◆ Task prompt
Tally the lines holding the word "name" and state the count by itself.

◆ Records provided
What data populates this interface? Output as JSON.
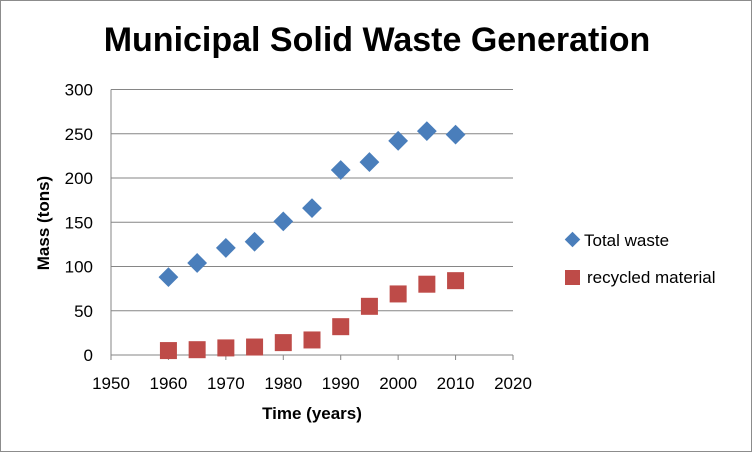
{
  "chart_data": {
    "type": "scatter",
    "title": "Municipal Solid Waste Generation",
    "xlabel": "Time (years)",
    "ylabel": "Mass (tons)",
    "xlim": [
      1950,
      2020
    ],
    "ylim": [
      0,
      300
    ],
    "xticks": [
      1950,
      1960,
      1970,
      1980,
      1990,
      2000,
      2010,
      2020
    ],
    "yticks": [
      0,
      50,
      100,
      150,
      200,
      250,
      300
    ],
    "grid": "horizontal",
    "legend": "right",
    "x": [
      1960,
      1965,
      1970,
      1975,
      1980,
      1985,
      1990,
      1995,
      2000,
      2005,
      2010
    ],
    "series": [
      {
        "name": "Total waste",
        "marker": "diamond",
        "color": "#4a7ebb",
        "values": [
          88,
          104,
          121,
          128,
          151,
          166,
          209,
          218,
          242,
          253,
          249
        ]
      },
      {
        "name": "recycled material",
        "marker": "square",
        "color": "#be4b48",
        "values": [
          5,
          6,
          8,
          9,
          14,
          17,
          32,
          55,
          69,
          80,
          84
        ]
      }
    ]
  }
}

◆ Answer to the exercise
2